____ SUPPLIED TEXT

Acmonia or Akmonia () is an ancient city of Phrygia Pacatiana, in Asia Minor, now known as Ahat Köyü in the district of Banaz, Uşak Province. It is mentioned by Cicero (Pro Flacco, 15) and was a point on the road between Dorylaeum and Philadelphia. Under the Romans, it was within the conventus iuridicus of Apamea.

Bishopric 

Acmonia was the seat of a bishop in antiquity. It appears in the Notitiae Episcopatuum from the 10th to the 12th or 13th century. The first bishop whose name is known is Optimus, who was transferred to the metropolitan see of Antiochia in Pisidia before 381. Gennadius took part in the Council of Chalcedon in 451. Theotimus signed in 459 the decree of Patriarch Gennadius I of Constantinople against the simoniacs. Paulus was at the Second Council of Nicaea in 787. Eustathius was a both the Council of Constantinople (869) and the Council of Constantinople (879). Somewhat less certain is the attribution to this diocese of Basilius, who participated in the Third Council of Constantinople in 680. He is recorded as bishop of Κολωνία Πακατιανή (Colonia of the province of Pacatiana) but, as there is no record of such a diocese, it is thought that Κολωνία is a mistake for Ἀκμωνία (Acmonia). No longer a residential bishopric, Acmonia is today listed by the Catholic Church as a titular see.

________
____ EXCERPTED RECORDS

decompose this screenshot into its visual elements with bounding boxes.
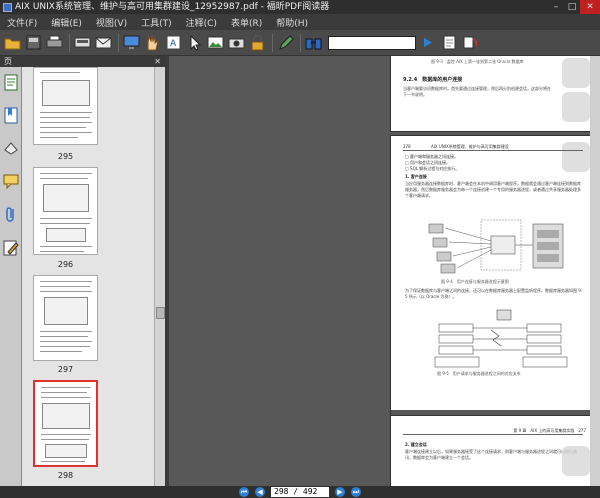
sidebar-scrollbar[interactable] bbox=[154, 67, 165, 486]
menu-edit[interactable]: 编辑(E) bbox=[44, 16, 89, 29]
section-heading: 1. 客户连接 bbox=[405, 174, 427, 179]
document-scrollbar[interactable] bbox=[590, 56, 600, 486]
maximize-button[interactable]: □ bbox=[564, 0, 580, 14]
body-text: 客户端连接建立以后，如果服务器接受了这个连接请求，则客户端与服务器进程之间就可以… bbox=[405, 449, 577, 460]
watermark bbox=[562, 58, 590, 88]
process-diagram bbox=[434, 309, 568, 368]
page-number: 278 bbox=[403, 144, 411, 149]
window-title: AIX UNIX系统管理、维护与高可用集群建设_12952987.pdf - 福… bbox=[15, 2, 330, 12]
figure-caption: 图 9-5 用户请求与服务器进程之间的对应关系 bbox=[437, 371, 521, 376]
sidebar-close-icon[interactable]: ✕ bbox=[154, 56, 161, 67]
first-page-icon[interactable]: ⏮ bbox=[239, 487, 249, 497]
body-text: 为了保证数据库与客户端之间的连接，还可以在数据库服务器上配置监听程序，数据库服务… bbox=[405, 288, 583, 299]
figure-caption: 图 9-3 监控 AIX 上第一张到第二张 Oracle 数据库 bbox=[431, 59, 524, 64]
menu-view[interactable]: 视图(V) bbox=[89, 16, 134, 29]
section-heading: 9.2.4 数据库的用户连接 bbox=[403, 77, 463, 83]
sign-tab[interactable] bbox=[2, 237, 20, 257]
binoculars-icon[interactable] bbox=[304, 33, 323, 52]
network-diagram bbox=[428, 219, 564, 274]
menu-help[interactable]: 帮助(H) bbox=[269, 16, 315, 29]
email-icon[interactable] bbox=[94, 33, 113, 52]
toolbar-separator bbox=[69, 33, 70, 52]
thumbnail-panel: 295 296 297 298 bbox=[22, 67, 154, 486]
print-icon[interactable] bbox=[24, 33, 43, 52]
next-page-icon[interactable]: ▶ bbox=[335, 487, 345, 497]
rotate-icon[interactable] bbox=[461, 33, 480, 52]
body-text: 当客户端要访问数据库时，首先要通过连接管理，然后再分别创建会话，这部分将在下一节… bbox=[403, 86, 551, 97]
snapshot-icon[interactable] bbox=[227, 33, 246, 52]
fit-page-icon[interactable] bbox=[440, 33, 459, 52]
body-text: 当应用服务器连接数据库时，客户端会在本机中调用客户端程序，数据就会通过客户端连接… bbox=[405, 181, 581, 198]
thumbnail-label: 295 bbox=[57, 152, 74, 161]
lock-icon[interactable] bbox=[248, 33, 267, 52]
menu-bar: 文件(F) 编辑(E) 视图(V) 工具(T) 注释(C) 表单(R) 帮助(H… bbox=[0, 14, 600, 30]
menu-file[interactable]: 文件(F) bbox=[0, 16, 44, 29]
menu-comments[interactable]: 注释(C) bbox=[179, 16, 224, 29]
sidebar-header: 页 ✕ bbox=[0, 56, 165, 67]
open-icon[interactable] bbox=[3, 33, 22, 52]
last-page-icon[interactable]: ⏭ bbox=[351, 487, 361, 497]
page-thumbnail-298[interactable] bbox=[33, 380, 98, 467]
close-button[interactable]: ✕ bbox=[580, 0, 600, 14]
prev-page-icon[interactable]: ◀ bbox=[255, 487, 265, 497]
page-thumbnail-295[interactable] bbox=[33, 67, 98, 145]
pdf-page-next: 第 9 章 AIX 上的高可用集群实践 277 2. 建立会话 客户端连接建立以… bbox=[391, 416, 596, 486]
svg-text:A: A bbox=[170, 39, 177, 49]
watermark bbox=[562, 142, 590, 172]
thumbnail-label: 297 bbox=[57, 365, 74, 374]
select-text-icon[interactable]: A bbox=[164, 33, 183, 52]
menu-tools[interactable]: 工具(T) bbox=[134, 16, 179, 29]
scan-icon[interactable] bbox=[73, 33, 92, 52]
status-bar: ⏮ ◀ 298 / 492 ▶ ⏭ bbox=[0, 486, 600, 498]
pdf-page-top: 图 9-3 监控 AIX 上第一张到第二张 Oracle 数据库 9.2.4 数… bbox=[391, 56, 596, 131]
watermark bbox=[562, 446, 590, 476]
thumbnail-label: 298 bbox=[57, 471, 74, 480]
page-thumbnail-296[interactable] bbox=[33, 167, 98, 255]
sidebar-tab-strip bbox=[0, 67, 22, 486]
page-number-input[interactable]: 298 / 492 bbox=[271, 487, 329, 497]
sidebar-title: 页 bbox=[4, 57, 12, 66]
watermark bbox=[562, 92, 590, 122]
pen-icon[interactable] bbox=[276, 33, 295, 52]
printer-icon[interactable] bbox=[45, 33, 64, 52]
hand-icon[interactable] bbox=[143, 33, 162, 52]
pointer-icon[interactable] bbox=[185, 33, 204, 52]
document-view[interactable]: 图 9-3 监控 AIX 上第一张到第二张 Oracle 数据库 9.2.4 数… bbox=[169, 56, 600, 486]
section-heading: 2. 建立会话 bbox=[405, 442, 427, 447]
search-next-icon[interactable] bbox=[419, 33, 438, 52]
sidebar-scroll-thumb[interactable] bbox=[156, 307, 165, 319]
toolbar-separator bbox=[118, 33, 119, 52]
toolbar-separator bbox=[300, 33, 301, 52]
menu-forms[interactable]: 表单(R) bbox=[224, 16, 269, 29]
toolbar: A bbox=[0, 30, 600, 56]
pages-tab[interactable] bbox=[2, 72, 20, 92]
minimize-button[interactable]: – bbox=[548, 0, 564, 14]
page-thumbnail-297[interactable] bbox=[33, 275, 98, 361]
thumbnail-label: 296 bbox=[57, 260, 74, 269]
search-input[interactable] bbox=[328, 35, 416, 50]
title-bar: AIX UNIX系统管理、维护与高可用集群建设_12952987.pdf - 福… bbox=[0, 0, 600, 14]
monitor-icon[interactable] bbox=[122, 33, 141, 52]
figure-caption: 图 9-4 用户连接与服务器进程示意图 bbox=[441, 279, 509, 284]
toolbar-separator bbox=[272, 33, 273, 52]
bookmarks-tab[interactable] bbox=[2, 105, 20, 125]
image-icon[interactable] bbox=[206, 33, 225, 52]
app-icon bbox=[3, 2, 12, 12]
attachments-tab[interactable] bbox=[2, 204, 20, 224]
comments-tab[interactable] bbox=[2, 171, 20, 191]
layers-tab[interactable] bbox=[2, 138, 20, 158]
bullet-item: □ SQL 解析过程与对应执行。 bbox=[405, 166, 460, 171]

________

**TASKS**
a – In the Acmonia text, why is Basilius, who attended the Third Council of Constantinople in 680, thought to have been bishop of Acmonia? Answer in one to three sentences.
b – Continue the text on Acmonia, starting after its final sentence.

**TASK-BY-TASK RESULTS**
a – Basilius is recorded as bishop of Κολωνία Πακατιανή, but no such diocese is known. Scholars therefore think Κολωνία is a mistake for Ἀκμωνία, which places him at Acmonia, though this attribution is less certain.

b –
Excavations 

In 2000, a large mosaic floor depicting a gymnasium was discovered in Acmonia. Despite the emergency excavations, which started on 26 June 2000, one part of the mosaic was stolen from the excavation site. The stolen parts were later recovered in Istanbul after a police raid in 2002.

See also
 List of titular sees

References 
Notes

Sources
Nezih Başgelen, "Çalınan Geçmiş, Yitirilen Miras. Akmoneia (Ahatköy) Mozaikleri." Arkeoloji ve Sanat 22(2000).97: 23-25.

Further reading
 Ramsay, W. M. "The Cities and Bishoprics of Phrygia." The Journal of Hellenic Studies 4 (1883): 370-436. doi:10.2307/623380.
 THONEMANN, PETER. "The Women of Akmoneia." The Journal of Roman Studies 100 (2010): 163-78.  www.jstor.org/stable/41724770.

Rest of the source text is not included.